** BEGIN Supplied entries **

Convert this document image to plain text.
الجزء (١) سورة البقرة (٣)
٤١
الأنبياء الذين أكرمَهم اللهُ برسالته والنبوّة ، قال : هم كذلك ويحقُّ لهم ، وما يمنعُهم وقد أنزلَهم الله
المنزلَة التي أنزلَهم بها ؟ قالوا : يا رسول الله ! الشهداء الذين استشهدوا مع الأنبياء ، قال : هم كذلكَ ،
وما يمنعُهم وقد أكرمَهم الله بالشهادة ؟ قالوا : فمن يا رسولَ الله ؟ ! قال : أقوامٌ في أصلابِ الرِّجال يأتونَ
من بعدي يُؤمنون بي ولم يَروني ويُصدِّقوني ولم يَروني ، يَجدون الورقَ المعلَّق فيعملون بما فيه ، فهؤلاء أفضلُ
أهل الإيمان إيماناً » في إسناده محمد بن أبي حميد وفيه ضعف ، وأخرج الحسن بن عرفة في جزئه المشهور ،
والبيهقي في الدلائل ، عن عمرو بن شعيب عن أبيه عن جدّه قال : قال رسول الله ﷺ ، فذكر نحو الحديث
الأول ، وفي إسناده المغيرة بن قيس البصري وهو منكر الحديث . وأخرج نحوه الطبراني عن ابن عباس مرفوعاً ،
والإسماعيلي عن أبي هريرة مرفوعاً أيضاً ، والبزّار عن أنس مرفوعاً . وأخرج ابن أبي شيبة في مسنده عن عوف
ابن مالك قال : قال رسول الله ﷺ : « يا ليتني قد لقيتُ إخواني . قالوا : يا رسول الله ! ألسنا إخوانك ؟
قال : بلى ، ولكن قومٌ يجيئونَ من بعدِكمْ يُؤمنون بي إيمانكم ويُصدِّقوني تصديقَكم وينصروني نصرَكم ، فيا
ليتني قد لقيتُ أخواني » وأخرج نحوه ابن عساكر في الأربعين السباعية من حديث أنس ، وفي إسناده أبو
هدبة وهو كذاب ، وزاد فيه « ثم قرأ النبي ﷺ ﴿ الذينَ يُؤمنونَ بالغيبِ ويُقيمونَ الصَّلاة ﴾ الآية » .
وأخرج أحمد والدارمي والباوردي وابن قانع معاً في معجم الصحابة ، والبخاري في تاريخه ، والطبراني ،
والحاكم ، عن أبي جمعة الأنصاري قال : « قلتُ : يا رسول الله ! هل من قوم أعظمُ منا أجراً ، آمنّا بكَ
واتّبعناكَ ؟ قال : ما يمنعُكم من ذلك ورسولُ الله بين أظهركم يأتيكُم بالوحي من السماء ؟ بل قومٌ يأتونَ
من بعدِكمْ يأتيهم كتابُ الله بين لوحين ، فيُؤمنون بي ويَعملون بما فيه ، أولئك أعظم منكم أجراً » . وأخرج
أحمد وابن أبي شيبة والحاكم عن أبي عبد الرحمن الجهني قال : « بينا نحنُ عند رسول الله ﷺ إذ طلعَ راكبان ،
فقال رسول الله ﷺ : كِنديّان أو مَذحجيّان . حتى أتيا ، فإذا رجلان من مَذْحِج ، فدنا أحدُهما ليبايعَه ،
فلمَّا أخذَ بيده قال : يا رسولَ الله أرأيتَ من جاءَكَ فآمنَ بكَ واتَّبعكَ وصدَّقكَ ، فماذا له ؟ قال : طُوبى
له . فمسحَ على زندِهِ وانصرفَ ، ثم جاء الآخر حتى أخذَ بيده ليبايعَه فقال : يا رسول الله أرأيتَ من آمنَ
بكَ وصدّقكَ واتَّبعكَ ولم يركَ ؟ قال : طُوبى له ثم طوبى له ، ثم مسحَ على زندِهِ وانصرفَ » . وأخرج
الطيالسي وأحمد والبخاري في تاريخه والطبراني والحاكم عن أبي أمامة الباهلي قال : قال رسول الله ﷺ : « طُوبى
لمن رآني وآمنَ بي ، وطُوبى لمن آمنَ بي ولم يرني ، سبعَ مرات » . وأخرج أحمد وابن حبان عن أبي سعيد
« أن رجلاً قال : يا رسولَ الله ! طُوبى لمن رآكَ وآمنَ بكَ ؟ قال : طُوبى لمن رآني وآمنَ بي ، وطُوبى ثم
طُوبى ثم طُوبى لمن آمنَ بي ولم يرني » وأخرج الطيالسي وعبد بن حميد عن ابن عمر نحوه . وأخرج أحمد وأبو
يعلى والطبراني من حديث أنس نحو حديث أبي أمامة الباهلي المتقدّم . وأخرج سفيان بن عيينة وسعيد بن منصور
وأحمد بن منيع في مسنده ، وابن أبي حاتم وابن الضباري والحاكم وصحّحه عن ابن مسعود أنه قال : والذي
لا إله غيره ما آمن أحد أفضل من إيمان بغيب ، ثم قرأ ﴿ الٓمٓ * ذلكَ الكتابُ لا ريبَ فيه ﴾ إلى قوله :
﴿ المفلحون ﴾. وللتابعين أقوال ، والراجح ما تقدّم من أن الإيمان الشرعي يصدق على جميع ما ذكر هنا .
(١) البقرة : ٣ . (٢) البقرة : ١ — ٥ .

** END Supplied entries **
** BEGIN Supplied entries **

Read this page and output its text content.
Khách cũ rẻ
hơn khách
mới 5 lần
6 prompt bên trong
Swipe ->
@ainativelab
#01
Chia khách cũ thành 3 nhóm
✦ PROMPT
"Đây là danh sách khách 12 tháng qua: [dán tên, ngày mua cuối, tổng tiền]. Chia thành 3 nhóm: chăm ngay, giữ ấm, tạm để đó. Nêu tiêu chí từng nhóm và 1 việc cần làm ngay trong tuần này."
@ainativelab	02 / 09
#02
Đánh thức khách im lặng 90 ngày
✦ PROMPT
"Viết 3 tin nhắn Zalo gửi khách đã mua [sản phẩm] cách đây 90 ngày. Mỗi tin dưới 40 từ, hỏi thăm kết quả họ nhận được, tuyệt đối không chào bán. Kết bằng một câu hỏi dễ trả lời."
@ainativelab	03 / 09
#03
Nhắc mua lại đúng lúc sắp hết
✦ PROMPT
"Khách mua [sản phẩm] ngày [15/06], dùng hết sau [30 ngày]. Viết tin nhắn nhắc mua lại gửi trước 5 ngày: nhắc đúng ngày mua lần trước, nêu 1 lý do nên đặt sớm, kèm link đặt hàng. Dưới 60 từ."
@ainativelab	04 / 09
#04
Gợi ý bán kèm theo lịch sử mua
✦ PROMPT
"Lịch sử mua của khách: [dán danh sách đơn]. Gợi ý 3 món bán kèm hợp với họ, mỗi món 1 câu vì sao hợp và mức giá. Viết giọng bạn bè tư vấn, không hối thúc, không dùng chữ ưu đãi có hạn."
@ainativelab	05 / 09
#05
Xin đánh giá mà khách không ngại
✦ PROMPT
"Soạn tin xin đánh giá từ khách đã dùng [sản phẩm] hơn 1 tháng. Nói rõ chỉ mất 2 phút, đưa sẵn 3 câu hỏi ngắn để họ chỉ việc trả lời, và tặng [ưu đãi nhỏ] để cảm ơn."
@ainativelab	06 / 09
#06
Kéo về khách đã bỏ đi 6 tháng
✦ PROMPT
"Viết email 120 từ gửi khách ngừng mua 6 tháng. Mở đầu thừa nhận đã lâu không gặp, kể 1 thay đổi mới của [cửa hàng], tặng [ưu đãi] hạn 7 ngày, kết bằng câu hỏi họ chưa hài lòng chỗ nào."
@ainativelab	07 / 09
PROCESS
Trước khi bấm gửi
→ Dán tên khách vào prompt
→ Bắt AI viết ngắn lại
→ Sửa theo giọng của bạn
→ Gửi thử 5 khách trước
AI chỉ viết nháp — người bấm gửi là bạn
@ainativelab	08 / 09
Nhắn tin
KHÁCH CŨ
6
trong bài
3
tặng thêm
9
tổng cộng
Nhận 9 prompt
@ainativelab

** END Supplied entries **

To be done: Check each line of the data above for the word "كذلك" and say how many lines have it. Give the number alone.

Task output: 2